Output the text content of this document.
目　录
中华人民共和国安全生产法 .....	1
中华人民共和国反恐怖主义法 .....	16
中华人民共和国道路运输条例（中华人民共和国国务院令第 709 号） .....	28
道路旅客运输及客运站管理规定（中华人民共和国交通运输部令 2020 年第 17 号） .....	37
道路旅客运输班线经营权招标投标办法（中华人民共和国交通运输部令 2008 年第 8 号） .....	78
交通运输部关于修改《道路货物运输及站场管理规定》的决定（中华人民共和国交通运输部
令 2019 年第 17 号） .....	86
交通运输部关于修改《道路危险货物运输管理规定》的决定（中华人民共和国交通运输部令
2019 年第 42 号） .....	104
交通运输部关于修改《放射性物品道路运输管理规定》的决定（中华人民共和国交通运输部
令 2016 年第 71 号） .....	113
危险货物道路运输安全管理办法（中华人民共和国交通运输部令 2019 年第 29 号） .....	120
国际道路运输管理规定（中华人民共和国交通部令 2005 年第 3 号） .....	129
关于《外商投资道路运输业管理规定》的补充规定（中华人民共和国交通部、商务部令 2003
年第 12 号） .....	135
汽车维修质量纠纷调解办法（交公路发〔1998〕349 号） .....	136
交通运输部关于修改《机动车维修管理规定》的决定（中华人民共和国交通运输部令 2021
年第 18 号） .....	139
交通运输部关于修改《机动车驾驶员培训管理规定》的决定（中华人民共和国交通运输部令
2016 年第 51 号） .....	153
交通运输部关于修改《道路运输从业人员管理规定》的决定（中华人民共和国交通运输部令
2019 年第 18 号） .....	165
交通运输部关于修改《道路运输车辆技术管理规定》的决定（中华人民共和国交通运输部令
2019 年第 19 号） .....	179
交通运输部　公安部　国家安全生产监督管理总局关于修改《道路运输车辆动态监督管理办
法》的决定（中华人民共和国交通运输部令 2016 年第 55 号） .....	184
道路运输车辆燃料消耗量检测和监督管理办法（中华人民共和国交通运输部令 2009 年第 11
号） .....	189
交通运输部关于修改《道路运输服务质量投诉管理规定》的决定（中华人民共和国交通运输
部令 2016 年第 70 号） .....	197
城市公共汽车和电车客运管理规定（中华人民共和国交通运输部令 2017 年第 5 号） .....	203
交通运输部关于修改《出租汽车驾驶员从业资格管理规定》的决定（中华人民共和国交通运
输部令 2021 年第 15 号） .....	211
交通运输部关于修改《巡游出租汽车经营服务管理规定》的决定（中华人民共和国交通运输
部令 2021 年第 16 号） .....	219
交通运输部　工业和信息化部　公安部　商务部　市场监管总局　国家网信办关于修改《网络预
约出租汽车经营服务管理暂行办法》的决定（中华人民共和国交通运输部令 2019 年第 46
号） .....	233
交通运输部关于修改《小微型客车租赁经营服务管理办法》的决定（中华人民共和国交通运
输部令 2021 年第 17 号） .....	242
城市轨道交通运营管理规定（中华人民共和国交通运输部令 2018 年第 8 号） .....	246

--

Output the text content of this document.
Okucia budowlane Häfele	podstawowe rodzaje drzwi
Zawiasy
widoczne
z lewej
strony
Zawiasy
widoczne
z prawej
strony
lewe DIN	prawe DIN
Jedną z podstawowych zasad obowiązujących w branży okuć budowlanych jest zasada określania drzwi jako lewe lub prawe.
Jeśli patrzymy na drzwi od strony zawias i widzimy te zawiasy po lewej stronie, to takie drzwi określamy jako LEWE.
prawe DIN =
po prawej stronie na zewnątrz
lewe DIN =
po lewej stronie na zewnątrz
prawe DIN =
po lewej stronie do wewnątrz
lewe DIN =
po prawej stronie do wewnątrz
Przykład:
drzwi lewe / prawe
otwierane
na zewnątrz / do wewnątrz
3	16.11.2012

**What to produce:** Search the lines for "drzwi". Copy each line that has it.

**Result:**
Okucia budowlane Häfele	podstawowe rodzaje drzwi
Jedną z podstawowych zasad obowiązujących w branży okuć budowlanych jest zasada określania drzwi jako lewe lub prawe.
Jeśli patrzymy na drzwi od strony zawias i widzimy te zawiasy po lewej stronie, to takie drzwi określamy jako LEWE.
drzwi lewe / prawe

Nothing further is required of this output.